**Reading text:**
************

From Aug 2023 to Oct 2023, we slowly came to understand all the *other* systematic error that was in play during these times where we had extra PCAL lines ON to measure the thermalization. This effort culminated in the "Record of Real-Time Calibration Pipeline Parameter Changes: O4 (and ER15) -- H1" (T2300297), which helped us realize that there were two other systematic errors that significantly impacted H1:GDS-CALIB_STRAIN during these times:
(1) The identification that we had accidentally excluded a 3.2 kHz pole from our model of the ETMX TST Stage actuator [[impactful at all times in O4 until it was fixed on Aug 07 2023]], and
(2) The identification that a poorly designed MICH-to-DARM feed-forward filter spoiled the GDS production of time-dependent correction factors [[impactful between Jul 20 2023 to Aug 08 2023]].

************

Extracted data entries
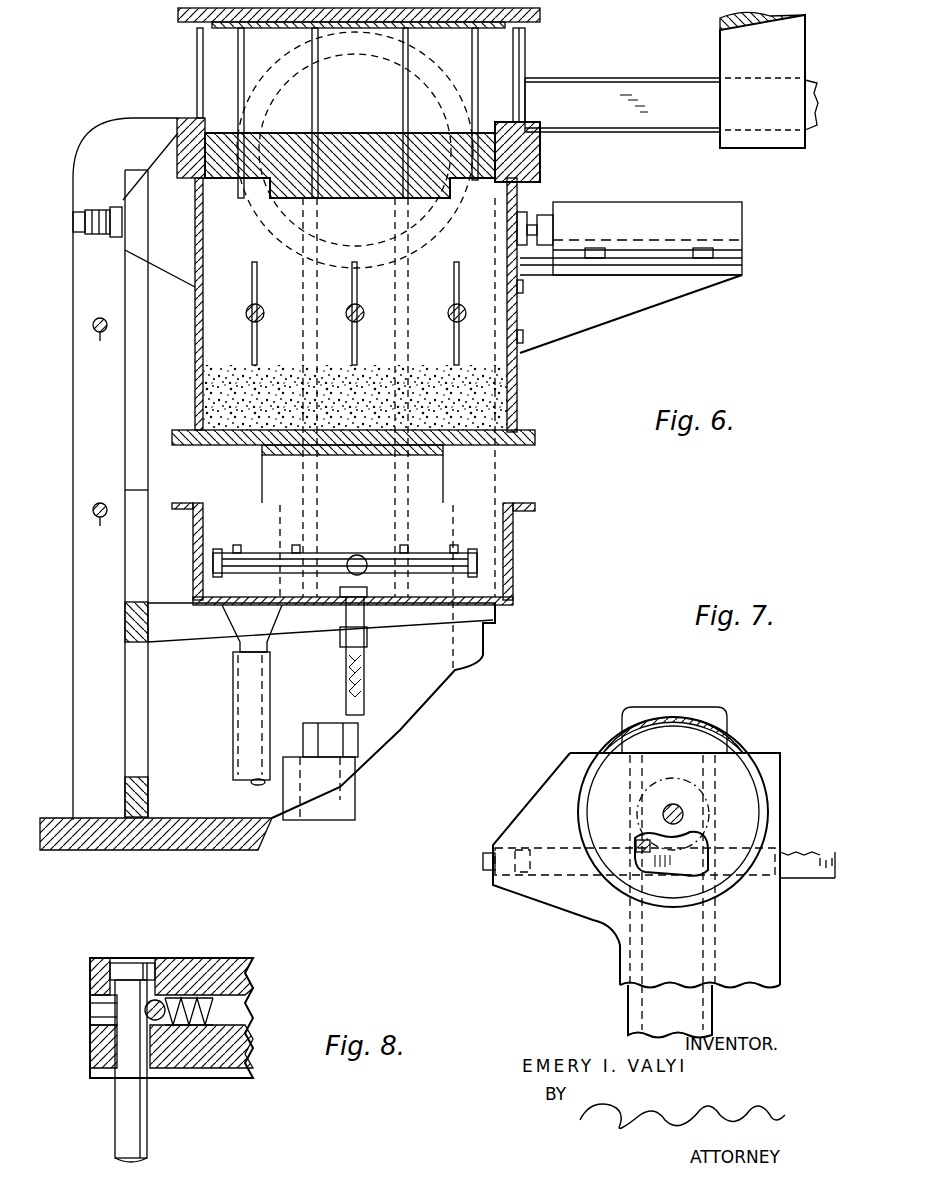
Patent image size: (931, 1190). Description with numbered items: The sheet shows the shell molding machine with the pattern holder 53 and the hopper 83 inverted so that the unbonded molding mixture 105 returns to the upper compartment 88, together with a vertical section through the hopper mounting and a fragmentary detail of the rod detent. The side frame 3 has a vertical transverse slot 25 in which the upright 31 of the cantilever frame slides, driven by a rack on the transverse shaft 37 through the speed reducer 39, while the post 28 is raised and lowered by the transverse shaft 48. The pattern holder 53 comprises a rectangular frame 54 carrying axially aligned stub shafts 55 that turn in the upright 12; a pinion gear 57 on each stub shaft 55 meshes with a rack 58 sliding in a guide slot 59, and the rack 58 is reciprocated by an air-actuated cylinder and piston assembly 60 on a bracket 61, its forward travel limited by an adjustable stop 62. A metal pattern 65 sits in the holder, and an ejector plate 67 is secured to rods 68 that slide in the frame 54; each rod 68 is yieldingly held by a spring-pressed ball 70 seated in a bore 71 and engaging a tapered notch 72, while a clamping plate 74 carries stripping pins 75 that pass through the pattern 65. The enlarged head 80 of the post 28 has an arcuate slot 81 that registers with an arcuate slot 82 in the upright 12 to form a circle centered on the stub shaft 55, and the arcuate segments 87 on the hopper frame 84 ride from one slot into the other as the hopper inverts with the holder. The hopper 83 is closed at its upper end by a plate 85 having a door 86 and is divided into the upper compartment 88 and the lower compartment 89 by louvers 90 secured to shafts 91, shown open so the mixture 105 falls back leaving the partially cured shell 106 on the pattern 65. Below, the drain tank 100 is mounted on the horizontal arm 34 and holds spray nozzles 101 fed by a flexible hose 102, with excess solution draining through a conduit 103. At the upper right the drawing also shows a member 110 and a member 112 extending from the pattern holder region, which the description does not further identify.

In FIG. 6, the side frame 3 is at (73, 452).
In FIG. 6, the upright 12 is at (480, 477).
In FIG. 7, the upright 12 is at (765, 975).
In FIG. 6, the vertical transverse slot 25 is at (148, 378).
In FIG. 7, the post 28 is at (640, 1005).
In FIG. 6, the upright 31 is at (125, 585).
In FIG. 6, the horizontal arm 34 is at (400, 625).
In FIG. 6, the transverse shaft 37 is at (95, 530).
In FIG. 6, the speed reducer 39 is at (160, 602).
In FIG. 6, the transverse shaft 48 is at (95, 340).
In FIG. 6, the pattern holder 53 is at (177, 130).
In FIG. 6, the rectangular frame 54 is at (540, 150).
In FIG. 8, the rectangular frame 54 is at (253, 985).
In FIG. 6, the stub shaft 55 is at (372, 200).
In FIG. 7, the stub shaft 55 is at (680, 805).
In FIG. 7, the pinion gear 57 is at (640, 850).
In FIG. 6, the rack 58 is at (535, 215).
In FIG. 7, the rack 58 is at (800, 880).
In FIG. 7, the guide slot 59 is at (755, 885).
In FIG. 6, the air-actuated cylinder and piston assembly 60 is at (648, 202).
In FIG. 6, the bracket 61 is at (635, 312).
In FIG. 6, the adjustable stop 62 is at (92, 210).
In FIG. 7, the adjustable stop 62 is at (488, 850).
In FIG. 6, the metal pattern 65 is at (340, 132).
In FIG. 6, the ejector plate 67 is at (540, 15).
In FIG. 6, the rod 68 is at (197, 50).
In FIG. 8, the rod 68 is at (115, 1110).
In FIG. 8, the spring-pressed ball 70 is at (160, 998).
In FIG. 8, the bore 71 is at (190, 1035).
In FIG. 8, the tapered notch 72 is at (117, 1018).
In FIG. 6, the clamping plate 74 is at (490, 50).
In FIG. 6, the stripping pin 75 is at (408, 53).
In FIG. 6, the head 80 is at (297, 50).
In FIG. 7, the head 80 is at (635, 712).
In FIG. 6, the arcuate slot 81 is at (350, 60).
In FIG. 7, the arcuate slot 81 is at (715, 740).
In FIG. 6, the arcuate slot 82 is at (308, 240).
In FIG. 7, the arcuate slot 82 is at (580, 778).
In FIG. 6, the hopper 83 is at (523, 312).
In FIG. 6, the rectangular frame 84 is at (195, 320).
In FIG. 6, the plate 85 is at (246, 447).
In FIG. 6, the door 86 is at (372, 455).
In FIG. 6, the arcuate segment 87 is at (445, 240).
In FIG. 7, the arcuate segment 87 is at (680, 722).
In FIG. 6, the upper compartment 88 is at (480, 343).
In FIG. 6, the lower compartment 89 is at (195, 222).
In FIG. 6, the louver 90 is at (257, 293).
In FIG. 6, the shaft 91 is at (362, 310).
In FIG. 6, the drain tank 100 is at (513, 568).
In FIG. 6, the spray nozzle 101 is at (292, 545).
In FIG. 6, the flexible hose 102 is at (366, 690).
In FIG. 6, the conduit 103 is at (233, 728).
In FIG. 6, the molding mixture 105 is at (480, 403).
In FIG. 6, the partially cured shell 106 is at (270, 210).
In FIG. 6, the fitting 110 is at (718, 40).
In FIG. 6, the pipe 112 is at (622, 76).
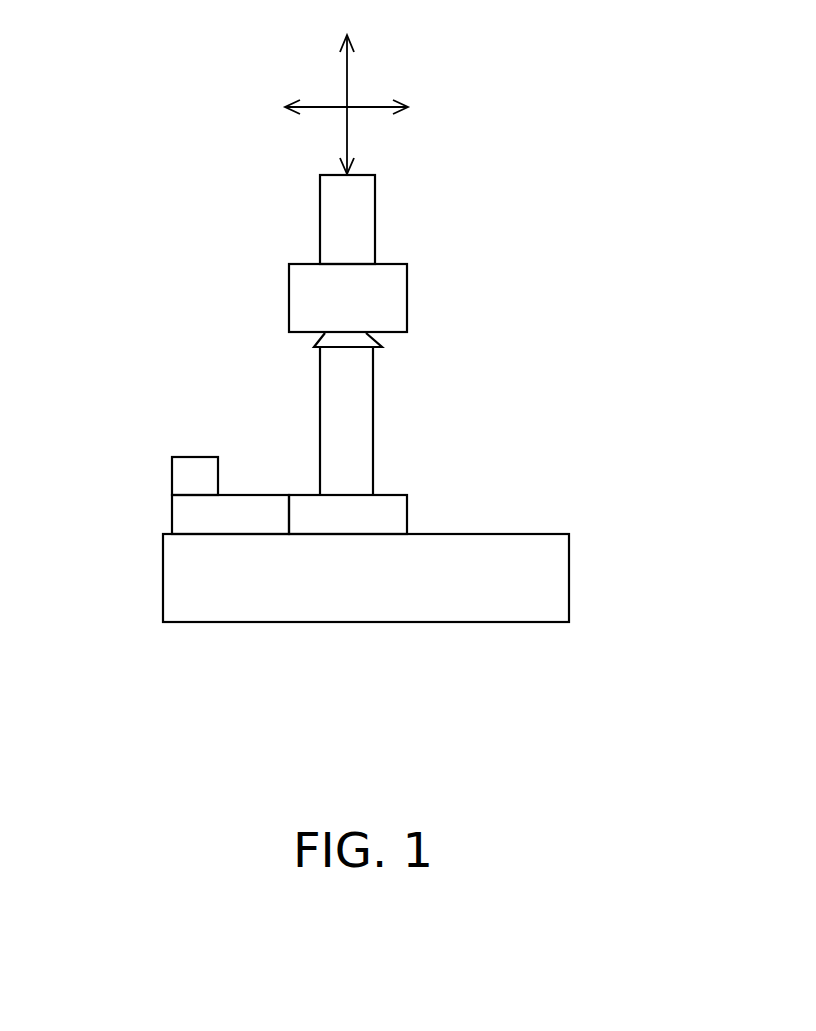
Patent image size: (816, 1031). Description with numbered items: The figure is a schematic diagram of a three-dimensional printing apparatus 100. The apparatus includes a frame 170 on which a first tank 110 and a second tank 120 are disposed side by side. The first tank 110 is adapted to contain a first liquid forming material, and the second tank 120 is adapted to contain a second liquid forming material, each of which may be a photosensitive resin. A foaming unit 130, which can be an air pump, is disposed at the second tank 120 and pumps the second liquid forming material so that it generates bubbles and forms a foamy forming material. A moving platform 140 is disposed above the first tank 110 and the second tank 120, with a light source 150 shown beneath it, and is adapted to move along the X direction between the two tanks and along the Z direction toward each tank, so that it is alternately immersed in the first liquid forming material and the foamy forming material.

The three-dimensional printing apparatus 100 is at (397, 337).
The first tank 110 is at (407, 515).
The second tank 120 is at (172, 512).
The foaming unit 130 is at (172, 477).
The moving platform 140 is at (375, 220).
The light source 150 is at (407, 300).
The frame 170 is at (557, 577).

************

**Goals:**
• a. Reproduce the passage on calibration errors, starting with "From Aug 2023" and going on through "Aug 08 2023]].", and swap "identification" for "discovery" throughout.
• b. Extend the passage on calibration errors with new text that follows its final sentence.

**Task answers:**
• a.
From Aug 2023 to Oct 2023, we slowly came to understand all the *other* systematic error that was in play during these times where we had extra PCAL lines ON to measure the thermalization. This effort culminated in the "Record of Real-Time Calibration Pipeline Parameter Changes: O4 (and ER15) -- H1" (T2300297), which helped us realize that there were two other systematic errors that significantly impacted H1:GDS-CALIB_STRAIN during these times:
(1) The discovery that we had accidentally excluded a 3.2 kHz pole from our model of the ETMX TST Stage actuator [[impactful at all times in O4 until it was fixed on Aug 07 2023]], and
(2) The discovery that a poorly designed MICH-to-DARM feed-forward filter spoiled the GDS production of time-dependent correction factors [[impactful between Jul 20 2023 to Aug 08 2023]].

• b.
Both of these effects are modeled and explained extensively in LHO:72622 and all subsequent comments. But in short -- the message is that we now have a *model* of these systematic errors, so we can *remove* them from measured *systematic error function*, which hopefully leaves *only* the thermalization effects.
(b) Where I leave off
So, this is where I started this week (Nov 13 thru 17) -- with trying to execute as much of following plans as I could:
(i) Download all the necessary data to create the raw, measured *systematic error* transfer function during the ~22, 4 hour data stretches at 75 W (from LHO:69796), and 60 W (from LHO:72950), and save it to much lighter weight text files. Also record all the other same metrics that will eventually be needed to correct for systematic error (i.e. both CALCS and GDS TDCFs), and bin the answers as a function of arm cavity power to make 3D bode plots and GPR fits.
DONE Script to do this: download_and_save_respfunc_at_callines.py (at git hash 070f694b)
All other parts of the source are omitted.